* Page excerpt:
Content starts

White House officials are planning to ask Congress as early as Wednesday for a second round of emergency financing, perhaps as much as $40 billion, but they said even that would be a "stopgap" measure while they assessed the full costs.

Though it is still too early for accurate estimates, the costs are all but certain to wreak havoc with Mr. Bush's plans to reduce the federal deficit and possibly his plans to extend tax cuts.

On Monday, Mr. Frist postponed plans to push for a vote on repealing the estate tax, a move that would benefit the wealthiest 1 percent of households, costing more than $70 billion a year once fully put in effect.

House and Senate leaders are also grappling with their pre-hurricane plan to propose $35 billion in spending cuts over the next five years for entitlement programs like Medicaid, student loans, food stamps and welfare payments.

Those cuts could suddenly prove politically unpalatable to Mr. Bush and Republican lawmakers, who are trying to rebuff criticism that the federal government shortchanged the hurricane's poorest victims.

Congressional Democrats are already using the hurricane as a reason to block Republican tax and spending plans.

"Democrats think this is the worst possible time to be cutting taxes for those at the very top and cutting the social safety net of those at the very bottom, and adding $35 billion," said Thomas S. Kahn, staff director for Democrats on the House Budget Committee.

Budget analysts said the magnitude and unique characteristics of the hurricane made it unlike any previous natural disaster, resulting in a variety of extraordinary costs:

¶Shelter for as many as a million people for months.

¶A potentially high share of uninsured property losses that stem from flooding, which is not covered by private insurers.

¶Education and health care for hundreds of thousands forced to live outside their home states.

"Katrina could easily become a milestone in the history of the federal budget," said Stanley Collender, a longtime budget analyst here. "Policies that never would have been considered before could now become standard."

Indeed, there were signs on Tuesday that Republicans and Democrats had already begun to compete with each other over who might be willing to spend more.

Senator Harry Reid of Nevada, the Senate Democratic leader, predicted on Tuesday that costs could total $150 billion. Top Republican lawmakers, meanwhile, have begun to call for "stimulus" measures to buck up the overall economy.

White House officials contend that costs attributable to the hurricane are separate from Mr. Bush's underlying budget goals, which include cutting the deficit in half over the next four years and permanently extending most of the tax cuts passed in 2001 and 2003.

Budget analysts also note that natural disasters are essentially one-time costs that do not affect the government's long-run fiscal health.

"We can afford $100 billion - one time," said Douglas Holtz-Eakin, director of the Congressional Budget Office. "What we cannot afford is $100 billion in additional spending year after year."

The problem is that, even without the hurricane, the federal government's underlying fiscal health is in poor shape. In July, the White House predicted that surging tax revenues would reduce the deficit this year to $333 billion from $412 billion in 2004.

But many analysts believe that the tax surge was largely a one-time event and that overall government spending is still poised to climb rapidly as a result of the war in Iraq, the Medicare prescription drug benefit and the growing number of baby boomers who will soon reach retirement age.

Before the hurricane, House and Senate Republicans were preparing to work out $35 billion in spending cuts over the next five years that would trim Medicaid payments by $10 billion and make smaller cuts in student loan programs, farm programs, food stamps, housing and cash assistance to poor families.

Under the budget resolution that Congress passed this spring, Congressional committees are supposed to spell out the proposed cuts by Sept. 16. House and Senate leaders had been planning to pass the cuts within a week or so after that.

 

Jennifer Bayot contributed reporting to this article.

Content ends

* Study material:
Content starts

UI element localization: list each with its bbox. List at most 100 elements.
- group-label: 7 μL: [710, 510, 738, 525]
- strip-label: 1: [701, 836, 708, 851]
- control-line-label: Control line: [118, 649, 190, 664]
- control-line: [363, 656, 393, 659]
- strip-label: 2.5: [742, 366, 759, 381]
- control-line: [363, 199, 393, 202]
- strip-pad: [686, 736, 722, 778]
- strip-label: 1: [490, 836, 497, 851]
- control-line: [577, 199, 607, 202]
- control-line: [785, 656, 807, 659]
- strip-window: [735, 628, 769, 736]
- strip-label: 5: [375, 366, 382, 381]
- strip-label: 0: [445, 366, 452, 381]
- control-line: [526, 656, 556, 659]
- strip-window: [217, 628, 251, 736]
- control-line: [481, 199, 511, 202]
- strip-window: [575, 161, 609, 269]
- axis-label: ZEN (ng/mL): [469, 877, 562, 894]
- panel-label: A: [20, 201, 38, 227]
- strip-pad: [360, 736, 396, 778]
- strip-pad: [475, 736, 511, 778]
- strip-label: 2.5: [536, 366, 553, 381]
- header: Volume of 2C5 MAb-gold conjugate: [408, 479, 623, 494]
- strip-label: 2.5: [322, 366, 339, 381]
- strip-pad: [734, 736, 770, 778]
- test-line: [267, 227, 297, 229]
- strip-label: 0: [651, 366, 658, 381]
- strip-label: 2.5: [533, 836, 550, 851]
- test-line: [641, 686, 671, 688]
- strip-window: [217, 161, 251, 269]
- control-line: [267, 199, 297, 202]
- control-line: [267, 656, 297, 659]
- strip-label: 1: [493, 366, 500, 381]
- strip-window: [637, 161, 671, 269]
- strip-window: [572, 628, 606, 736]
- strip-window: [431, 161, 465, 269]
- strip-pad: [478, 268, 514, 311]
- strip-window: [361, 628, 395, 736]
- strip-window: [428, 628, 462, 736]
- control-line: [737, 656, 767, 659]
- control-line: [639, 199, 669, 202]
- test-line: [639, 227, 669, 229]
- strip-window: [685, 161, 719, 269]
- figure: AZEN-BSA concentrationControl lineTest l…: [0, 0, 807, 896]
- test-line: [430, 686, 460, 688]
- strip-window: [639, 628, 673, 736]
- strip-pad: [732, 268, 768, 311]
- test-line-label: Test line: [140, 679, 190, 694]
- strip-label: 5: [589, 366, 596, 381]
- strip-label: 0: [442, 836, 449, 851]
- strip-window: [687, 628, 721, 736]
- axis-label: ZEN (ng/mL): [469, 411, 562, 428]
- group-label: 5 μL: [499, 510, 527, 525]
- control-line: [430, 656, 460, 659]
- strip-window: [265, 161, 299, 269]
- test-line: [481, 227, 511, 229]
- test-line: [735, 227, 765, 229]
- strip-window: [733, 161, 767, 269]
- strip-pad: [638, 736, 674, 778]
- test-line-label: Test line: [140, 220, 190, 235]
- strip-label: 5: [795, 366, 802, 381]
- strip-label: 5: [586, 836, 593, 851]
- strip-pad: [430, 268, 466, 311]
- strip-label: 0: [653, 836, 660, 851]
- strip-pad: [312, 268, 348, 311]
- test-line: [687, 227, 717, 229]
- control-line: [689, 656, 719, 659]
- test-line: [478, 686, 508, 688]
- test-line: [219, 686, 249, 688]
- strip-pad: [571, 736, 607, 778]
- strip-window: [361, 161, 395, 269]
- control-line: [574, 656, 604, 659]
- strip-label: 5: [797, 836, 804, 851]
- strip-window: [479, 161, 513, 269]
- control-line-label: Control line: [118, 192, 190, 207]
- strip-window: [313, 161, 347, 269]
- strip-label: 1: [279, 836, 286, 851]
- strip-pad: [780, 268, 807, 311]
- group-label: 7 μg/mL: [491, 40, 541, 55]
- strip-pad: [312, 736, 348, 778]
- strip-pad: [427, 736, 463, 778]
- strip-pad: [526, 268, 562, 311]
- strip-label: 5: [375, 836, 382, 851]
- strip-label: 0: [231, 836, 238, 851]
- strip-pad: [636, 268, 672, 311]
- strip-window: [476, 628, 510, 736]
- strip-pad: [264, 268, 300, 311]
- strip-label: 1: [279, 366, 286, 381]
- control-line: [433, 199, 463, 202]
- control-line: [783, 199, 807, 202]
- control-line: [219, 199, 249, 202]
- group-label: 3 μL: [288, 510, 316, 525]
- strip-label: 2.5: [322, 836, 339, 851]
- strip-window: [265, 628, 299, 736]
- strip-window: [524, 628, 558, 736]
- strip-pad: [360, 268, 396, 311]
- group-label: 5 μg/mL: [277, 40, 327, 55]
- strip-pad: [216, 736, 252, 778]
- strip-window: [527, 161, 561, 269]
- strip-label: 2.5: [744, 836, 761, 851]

Content ends

* Problem to solve:
Can you retype the passage in the article on hurricane costs and the federal budget, starting at "House and Senate leaders are" and ending at "House Budget Committee."? The listing comes from a separate source, unrelated to the article on hurricane costs and the federal budget.

* Exercise result:
House and Senate leaders are also grappling with their pre-hurricane plan to propose $35 billion in spending cuts over the next five years for entitlement programs like Medicaid, student loans, food stamps and welfare payments.

Those cuts could suddenly prove politically unpalatable to Mr. Bush and Republican lawmakers, who are trying to rebuff criticism that the federal government shortchanged the hurricane's poorest victims.

Congressional Democrats are already using the hurricane as a reason to block Republican tax and spending plans.

"Democrats think this is the worst possible time to be cutting taxes for those at the very top and cutting the social safety net of those at the very bottom, and adding $35 billion," said Thomas S. Kahn, staff director for Democrats on the House Budget Committee.